> Task brief:
Update the items from the first line through the line containing "timeframe-m15-button[interactable]: M15 (876, 7, 896, 18)", replacing "interactable" with "clickable" and leaving everything else unchanged. Return only those lines.

> Records for this task:
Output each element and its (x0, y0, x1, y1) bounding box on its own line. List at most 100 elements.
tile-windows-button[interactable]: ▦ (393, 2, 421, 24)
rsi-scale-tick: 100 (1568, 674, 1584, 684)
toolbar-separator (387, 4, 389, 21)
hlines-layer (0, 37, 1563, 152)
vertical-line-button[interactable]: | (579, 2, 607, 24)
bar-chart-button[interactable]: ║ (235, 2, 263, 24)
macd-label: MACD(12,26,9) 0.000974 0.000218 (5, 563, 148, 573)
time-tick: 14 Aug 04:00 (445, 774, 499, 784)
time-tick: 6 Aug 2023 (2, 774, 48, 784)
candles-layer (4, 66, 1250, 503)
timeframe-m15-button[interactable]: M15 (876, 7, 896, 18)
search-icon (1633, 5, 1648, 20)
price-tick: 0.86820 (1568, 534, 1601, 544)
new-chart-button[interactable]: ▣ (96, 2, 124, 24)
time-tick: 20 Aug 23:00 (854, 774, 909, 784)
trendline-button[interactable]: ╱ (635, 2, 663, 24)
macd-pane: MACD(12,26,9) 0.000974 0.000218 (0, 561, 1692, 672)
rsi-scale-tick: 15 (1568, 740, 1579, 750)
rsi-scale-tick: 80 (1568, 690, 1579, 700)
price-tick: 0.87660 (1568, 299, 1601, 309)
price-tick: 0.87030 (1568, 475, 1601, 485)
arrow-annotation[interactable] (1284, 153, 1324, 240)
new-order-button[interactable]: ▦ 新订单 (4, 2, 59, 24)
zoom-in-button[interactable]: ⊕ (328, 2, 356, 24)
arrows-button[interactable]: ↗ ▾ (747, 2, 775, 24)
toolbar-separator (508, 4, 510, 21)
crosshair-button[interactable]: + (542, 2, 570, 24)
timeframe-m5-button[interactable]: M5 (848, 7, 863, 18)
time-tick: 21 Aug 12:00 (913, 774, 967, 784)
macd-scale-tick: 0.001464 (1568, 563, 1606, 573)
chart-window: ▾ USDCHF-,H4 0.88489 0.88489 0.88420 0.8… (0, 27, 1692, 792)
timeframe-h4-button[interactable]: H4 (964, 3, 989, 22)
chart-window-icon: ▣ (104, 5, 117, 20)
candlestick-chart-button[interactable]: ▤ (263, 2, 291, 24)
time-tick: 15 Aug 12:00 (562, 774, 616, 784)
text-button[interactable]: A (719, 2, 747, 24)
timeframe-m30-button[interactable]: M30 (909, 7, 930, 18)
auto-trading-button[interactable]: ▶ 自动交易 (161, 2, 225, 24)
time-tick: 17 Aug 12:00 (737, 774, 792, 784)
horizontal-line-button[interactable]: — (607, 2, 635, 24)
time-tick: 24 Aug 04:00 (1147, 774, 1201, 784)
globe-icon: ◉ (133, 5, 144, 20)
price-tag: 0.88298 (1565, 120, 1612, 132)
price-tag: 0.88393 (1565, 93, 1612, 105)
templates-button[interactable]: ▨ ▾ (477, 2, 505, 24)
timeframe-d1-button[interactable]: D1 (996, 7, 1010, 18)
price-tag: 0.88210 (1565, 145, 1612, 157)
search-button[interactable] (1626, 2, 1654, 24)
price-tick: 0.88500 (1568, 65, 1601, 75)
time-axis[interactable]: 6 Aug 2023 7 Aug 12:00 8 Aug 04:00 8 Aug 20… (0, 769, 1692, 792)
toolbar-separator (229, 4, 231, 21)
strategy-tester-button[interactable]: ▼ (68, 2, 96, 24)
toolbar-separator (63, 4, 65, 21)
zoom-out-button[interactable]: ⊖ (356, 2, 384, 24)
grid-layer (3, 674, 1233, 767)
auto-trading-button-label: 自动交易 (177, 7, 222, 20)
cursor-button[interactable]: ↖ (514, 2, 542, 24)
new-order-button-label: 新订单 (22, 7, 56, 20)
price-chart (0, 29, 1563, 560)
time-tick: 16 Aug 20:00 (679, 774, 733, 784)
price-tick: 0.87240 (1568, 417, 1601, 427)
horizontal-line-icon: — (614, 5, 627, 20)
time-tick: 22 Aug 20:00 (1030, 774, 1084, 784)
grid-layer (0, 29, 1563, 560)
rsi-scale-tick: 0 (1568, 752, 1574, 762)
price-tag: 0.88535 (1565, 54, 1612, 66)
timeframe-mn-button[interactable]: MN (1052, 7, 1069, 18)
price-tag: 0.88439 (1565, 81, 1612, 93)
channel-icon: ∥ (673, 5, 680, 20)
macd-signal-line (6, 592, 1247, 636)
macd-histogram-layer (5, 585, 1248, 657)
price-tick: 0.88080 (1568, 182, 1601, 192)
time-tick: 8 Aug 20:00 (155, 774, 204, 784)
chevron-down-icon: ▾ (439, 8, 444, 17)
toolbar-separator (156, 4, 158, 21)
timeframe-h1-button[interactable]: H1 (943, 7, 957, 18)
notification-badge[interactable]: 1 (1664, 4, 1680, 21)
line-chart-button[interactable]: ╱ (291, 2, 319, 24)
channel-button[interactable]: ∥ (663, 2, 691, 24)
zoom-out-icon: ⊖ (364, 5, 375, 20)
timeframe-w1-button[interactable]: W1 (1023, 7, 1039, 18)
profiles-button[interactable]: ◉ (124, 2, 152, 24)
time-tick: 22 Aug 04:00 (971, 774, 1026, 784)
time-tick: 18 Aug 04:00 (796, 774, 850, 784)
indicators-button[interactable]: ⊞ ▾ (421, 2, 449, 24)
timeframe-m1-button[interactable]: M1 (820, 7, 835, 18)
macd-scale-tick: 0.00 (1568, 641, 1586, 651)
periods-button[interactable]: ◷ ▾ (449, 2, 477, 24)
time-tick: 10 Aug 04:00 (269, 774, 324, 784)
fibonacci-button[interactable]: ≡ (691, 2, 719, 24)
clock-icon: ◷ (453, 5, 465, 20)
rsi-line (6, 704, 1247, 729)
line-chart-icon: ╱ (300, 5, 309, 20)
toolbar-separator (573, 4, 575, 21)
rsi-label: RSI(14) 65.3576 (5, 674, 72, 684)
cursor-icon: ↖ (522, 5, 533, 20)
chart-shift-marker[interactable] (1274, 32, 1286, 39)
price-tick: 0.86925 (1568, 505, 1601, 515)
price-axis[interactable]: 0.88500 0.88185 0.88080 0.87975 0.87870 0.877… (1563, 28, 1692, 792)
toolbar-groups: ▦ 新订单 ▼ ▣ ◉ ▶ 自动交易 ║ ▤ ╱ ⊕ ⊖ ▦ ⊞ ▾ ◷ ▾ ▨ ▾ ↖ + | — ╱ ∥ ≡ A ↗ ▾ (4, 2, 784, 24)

> Task solution:
Output each element and its (x0, y0, x1, y1) bounding box on its own line. List at most 100 elements.
tile-windows-button[clickable]: ▦ (393, 2, 421, 24)
rsi-scale-tick: 100 (1568, 674, 1584, 684)
toolbar-separator (387, 4, 389, 21)
hlines-layer (0, 37, 1563, 152)
vertical-line-button[clickable]: | (579, 2, 607, 24)
bar-chart-button[clickable]: ║ (235, 2, 263, 24)
macd-label: MACD(12,26,9) 0.000974 0.000218 (5, 563, 148, 573)
time-tick: 14 Aug 04:00 (445, 774, 499, 784)
time-tick: 6 Aug 2023 (2, 774, 48, 784)
candles-layer (4, 66, 1250, 503)
timeframe-m15-button[clickable]: M15 (876, 7, 896, 18)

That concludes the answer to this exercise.